#### [Directive]
Reproduce the entries exactly.

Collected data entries
□ □ □ □
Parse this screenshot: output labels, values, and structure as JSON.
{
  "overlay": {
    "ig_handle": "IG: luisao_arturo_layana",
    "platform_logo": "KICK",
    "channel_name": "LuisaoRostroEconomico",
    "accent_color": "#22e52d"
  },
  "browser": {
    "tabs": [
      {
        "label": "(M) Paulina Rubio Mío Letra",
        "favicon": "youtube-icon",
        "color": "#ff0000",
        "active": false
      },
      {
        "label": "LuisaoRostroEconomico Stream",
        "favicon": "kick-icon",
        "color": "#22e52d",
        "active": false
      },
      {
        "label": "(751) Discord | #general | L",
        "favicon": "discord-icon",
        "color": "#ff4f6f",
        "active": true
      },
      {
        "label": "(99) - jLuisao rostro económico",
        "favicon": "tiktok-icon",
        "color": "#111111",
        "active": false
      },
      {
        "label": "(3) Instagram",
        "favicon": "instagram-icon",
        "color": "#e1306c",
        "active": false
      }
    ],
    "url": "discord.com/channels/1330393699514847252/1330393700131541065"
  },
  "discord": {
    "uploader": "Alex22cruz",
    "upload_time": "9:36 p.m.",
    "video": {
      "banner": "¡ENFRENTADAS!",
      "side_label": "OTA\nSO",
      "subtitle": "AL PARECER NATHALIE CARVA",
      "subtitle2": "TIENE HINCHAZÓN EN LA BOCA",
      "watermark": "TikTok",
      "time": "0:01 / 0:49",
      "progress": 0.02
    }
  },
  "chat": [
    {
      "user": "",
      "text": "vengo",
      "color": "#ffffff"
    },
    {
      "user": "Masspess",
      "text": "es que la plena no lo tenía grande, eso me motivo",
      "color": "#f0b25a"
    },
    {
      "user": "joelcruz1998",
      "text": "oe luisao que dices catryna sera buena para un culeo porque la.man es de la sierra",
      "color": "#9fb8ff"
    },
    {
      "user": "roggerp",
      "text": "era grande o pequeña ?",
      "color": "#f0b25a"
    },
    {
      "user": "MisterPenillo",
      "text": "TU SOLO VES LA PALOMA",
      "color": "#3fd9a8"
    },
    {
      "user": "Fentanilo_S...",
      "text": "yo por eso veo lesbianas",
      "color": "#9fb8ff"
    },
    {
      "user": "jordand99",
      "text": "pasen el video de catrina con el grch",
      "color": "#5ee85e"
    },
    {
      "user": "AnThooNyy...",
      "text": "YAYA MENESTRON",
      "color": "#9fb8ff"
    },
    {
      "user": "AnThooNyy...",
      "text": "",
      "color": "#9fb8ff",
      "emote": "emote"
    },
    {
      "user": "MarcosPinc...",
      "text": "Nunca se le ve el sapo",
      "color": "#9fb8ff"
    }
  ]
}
□ □ □ □
#### [Result of the exercise]
Parse this screenshot: output labels, values, and structure as JSON.
{
  "overlay": {
    "ig_handle": "IG: luisao_arturo_layana",
    "platform_logo": "KICK",
    "channel_name": "LuisaoRostroEconomico",
    "accent_color": "#22e52d"
  },
  "browser": {
    "tabs": [
      {
        "label": "(M) Paulina Rubio Mío Letra",
        "favicon": "youtube-icon",
        "color": "#ff0000",
        "active": false
      },
      {
        "label": "LuisaoRostroEconomico Stream",
        "favicon": "kick-icon",
        "color": "#22e52d",
        "active": false
      },
      {
        "label": "(751) Discord | #general | L",
        "favicon": "discord-icon",
        "color": "#ff4f6f",
        "active": true
      },
      {
        "label": "(99) - jLuisao rostro económico",
        "favicon": "tiktok-icon",
        "color": "#111111",
        "active": false
      },
      {
        "label": "(3) Instagram",
        "favicon": "instagram-icon",
        "color": "#e1306c",
        "active": false
      }
    ],
    "url": "discord.com/channels/1330393699514847252/1330393700131541065"
  },
  "discord": {
    "uploader": "Alex22cruz",
    "upload_time": "9:36 p.m.",
    "video": {
      "banner": "¡ENFRENTADAS!",
      "side_label": "OTA\nSO",
      "subtitle": "AL PARECER NATHALIE CARVA",
      "subtitle2": "TIENE HINCHAZÓN EN LA BOCA",
      "watermark": "TikTok",
      "time": "0:01 / 0:49",
      "progress": 0.02
    }
  },
  "chat": [
    {
      "user": "",
      "text": "vengo",
      "color": "#ffffff"
    },
    {
      "user": "Masspess",
      "text": "es que la plena no lo tenía grande, eso me motivo",
      "color": "#f0b25a"
    },
    {
      "user": "joelcruz1998",
      "text": "oe luisao que dices catryna sera buena para un culeo porque la.man es de la sierra",
      "color": "#9fb8ff"
    },
    {
      "user": "roggerp",
      "text": "era grande o pequeña ?",
      "color": "#f0b25a"
    },
    {
      "user": "MisterPenillo",
      "text": "TU SOLO VES LA PALOMA",
      "color": "#3fd9a8"
    },
    {
      "user": "Fentanilo_S...",
      "text": "yo por eso veo lesbianas",
      "color": "#9fb8ff"
    },
    {
      "user": "jordand99",
      "text": "pasen el video de catrina con el grch",
      "color": "#5ee85e"
    },
    {
      "user": "AnThooNyy...",
      "text": "YAYA MENESTRON",
      "color": "#9fb8ff"
    },
    {
      "user": "AnThooNyy...",
      "text": "",
      "color": "#9fb8ff",
      "emote": "emote"
    },
    {
      "user": "MarcosPinc...",
      "text": "Nunca se le ve el sapo",
      "color": "#9fb8ff"
    }
  ]
}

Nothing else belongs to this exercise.